May 23, 2008
The Senate on Thursday passed a supplemental war funding bill that includes a provision that removes a disincentive to pharmaceutical companies to offer deeply discounted birth control to college health centers and certain non-profit family planning clinics, CQ Today reports. The bill also includes provisions preventing seven new Medicaid regulations from taking effect until April 1, 2009.
The drug pricing change is modeled after legislation (S 2347) introduced by Democratic presidential candidate Sen. Barack Obama (Ill.) in November 2007 (Allen/Higa, CQ Today, 5/23). The cost of birth control at college clinics as well as about 400 community-based family planning clinics increased last year as the result of a change included in the Deficit Reduction Act of 2005 (Daily Women's Health Policy Report, 2/6).
According to CQ Today, all Democrats present, as well as two independent and 25 Republican senators, voted in favor of the bill. The Senate passed a domestic spending amendment, which includes the Medicaid and birth control discount provisions, by a 75-22 vote (Higa, CQ Today, 5/23).

__Required work__:
1. Duplicate the section of the news item on the Senate war funding bill from "The drug pricing" up to and including "Policy Report, 2/6).".
2. According to the news item on the Senate war funding bill, by what vote did the Senate pass the domestic spending amendment?

(Page layout parsing data)

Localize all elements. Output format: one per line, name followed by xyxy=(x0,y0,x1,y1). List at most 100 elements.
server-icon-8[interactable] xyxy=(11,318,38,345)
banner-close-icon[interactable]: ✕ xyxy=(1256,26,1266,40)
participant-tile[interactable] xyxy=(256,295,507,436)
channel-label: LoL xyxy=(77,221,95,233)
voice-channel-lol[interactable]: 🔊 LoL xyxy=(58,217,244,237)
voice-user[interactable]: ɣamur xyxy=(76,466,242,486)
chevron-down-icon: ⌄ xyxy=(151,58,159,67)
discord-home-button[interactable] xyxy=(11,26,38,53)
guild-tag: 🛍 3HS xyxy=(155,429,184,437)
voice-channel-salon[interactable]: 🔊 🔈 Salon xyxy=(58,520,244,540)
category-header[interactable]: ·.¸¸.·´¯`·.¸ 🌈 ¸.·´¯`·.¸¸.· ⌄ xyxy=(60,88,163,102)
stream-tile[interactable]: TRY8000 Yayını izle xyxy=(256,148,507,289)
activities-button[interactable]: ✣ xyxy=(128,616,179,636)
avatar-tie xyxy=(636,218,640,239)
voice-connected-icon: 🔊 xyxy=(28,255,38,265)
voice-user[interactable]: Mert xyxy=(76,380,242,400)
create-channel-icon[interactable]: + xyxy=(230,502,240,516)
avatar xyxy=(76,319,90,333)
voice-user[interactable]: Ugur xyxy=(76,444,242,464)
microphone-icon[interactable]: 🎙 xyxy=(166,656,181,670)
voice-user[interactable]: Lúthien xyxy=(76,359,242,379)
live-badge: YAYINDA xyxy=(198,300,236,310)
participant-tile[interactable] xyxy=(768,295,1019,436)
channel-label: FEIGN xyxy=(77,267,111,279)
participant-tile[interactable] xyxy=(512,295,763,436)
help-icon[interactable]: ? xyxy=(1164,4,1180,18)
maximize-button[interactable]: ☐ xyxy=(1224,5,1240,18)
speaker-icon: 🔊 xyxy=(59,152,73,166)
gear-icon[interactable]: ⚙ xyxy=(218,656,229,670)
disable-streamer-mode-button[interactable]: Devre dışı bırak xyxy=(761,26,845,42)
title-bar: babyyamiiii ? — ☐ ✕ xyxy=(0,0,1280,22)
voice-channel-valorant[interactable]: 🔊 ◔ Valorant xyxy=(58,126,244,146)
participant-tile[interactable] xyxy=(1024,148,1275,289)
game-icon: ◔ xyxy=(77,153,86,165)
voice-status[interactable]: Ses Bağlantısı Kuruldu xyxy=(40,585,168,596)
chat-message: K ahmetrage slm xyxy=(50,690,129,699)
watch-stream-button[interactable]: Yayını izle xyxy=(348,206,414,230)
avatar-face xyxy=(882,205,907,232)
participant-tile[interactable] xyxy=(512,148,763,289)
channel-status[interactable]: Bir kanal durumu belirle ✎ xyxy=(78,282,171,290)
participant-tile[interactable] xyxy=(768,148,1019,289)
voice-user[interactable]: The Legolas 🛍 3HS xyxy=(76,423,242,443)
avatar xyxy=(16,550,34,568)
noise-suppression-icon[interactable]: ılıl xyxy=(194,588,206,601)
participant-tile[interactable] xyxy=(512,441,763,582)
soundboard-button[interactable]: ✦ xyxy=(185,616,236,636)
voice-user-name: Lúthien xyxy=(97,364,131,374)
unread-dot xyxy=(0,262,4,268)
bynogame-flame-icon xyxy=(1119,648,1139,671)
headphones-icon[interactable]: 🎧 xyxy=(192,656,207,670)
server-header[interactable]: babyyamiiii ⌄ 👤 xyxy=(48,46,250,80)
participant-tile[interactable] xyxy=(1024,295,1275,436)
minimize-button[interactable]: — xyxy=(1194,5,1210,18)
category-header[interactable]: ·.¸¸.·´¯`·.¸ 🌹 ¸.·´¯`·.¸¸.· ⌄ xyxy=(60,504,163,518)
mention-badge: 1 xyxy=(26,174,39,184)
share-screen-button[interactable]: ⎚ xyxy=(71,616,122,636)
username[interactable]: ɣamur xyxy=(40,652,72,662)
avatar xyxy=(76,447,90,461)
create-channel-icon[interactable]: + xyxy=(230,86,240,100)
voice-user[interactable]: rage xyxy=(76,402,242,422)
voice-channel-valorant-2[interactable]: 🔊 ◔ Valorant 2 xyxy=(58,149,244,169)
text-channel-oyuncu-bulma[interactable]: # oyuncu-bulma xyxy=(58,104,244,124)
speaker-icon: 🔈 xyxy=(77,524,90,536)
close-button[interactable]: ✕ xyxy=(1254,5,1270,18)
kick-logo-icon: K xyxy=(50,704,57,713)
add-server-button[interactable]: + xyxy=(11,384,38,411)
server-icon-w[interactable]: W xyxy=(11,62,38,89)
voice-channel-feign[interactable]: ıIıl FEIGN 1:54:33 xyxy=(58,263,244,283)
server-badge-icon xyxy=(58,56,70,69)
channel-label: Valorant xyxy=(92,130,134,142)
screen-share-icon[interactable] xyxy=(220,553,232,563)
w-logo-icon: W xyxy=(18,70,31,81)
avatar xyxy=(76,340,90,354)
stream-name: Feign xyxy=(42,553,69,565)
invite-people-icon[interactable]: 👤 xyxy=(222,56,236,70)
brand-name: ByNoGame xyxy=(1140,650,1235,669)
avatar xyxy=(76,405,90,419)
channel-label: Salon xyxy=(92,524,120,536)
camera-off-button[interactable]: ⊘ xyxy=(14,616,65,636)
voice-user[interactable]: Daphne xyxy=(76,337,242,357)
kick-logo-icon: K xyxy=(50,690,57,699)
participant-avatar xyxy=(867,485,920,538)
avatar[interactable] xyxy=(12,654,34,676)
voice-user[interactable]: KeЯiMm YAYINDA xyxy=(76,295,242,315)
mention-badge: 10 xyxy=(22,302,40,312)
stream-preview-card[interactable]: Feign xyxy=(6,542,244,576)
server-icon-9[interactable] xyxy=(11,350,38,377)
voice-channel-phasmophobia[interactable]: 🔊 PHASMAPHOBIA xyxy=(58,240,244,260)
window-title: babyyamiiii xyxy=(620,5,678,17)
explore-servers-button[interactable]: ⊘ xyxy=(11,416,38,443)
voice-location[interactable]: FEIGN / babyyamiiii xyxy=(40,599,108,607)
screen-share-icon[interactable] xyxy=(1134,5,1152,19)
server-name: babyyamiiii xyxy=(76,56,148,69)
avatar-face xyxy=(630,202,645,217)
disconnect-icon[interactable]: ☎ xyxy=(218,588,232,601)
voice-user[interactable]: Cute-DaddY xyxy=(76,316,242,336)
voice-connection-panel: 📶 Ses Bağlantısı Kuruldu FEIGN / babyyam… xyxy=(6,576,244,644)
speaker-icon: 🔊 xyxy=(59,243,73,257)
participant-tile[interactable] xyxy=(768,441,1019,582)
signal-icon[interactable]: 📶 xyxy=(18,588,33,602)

__Responses__:
1.
The drug pricing change is modeled after legislation (S 2347) introduced by Democratic presidential candidate Sen. Barack Obama (Ill.) in November 2007 (Allen/Higa, CQ Today, 5/23). The cost of birth control at college clinics as well as about 400 community-based family planning clinics increased last year as the result of a change included in the Deficit Reduction Act of 2005 (Daily Women's Health Policy Report, 2/6).

2. By a 75-22 vote.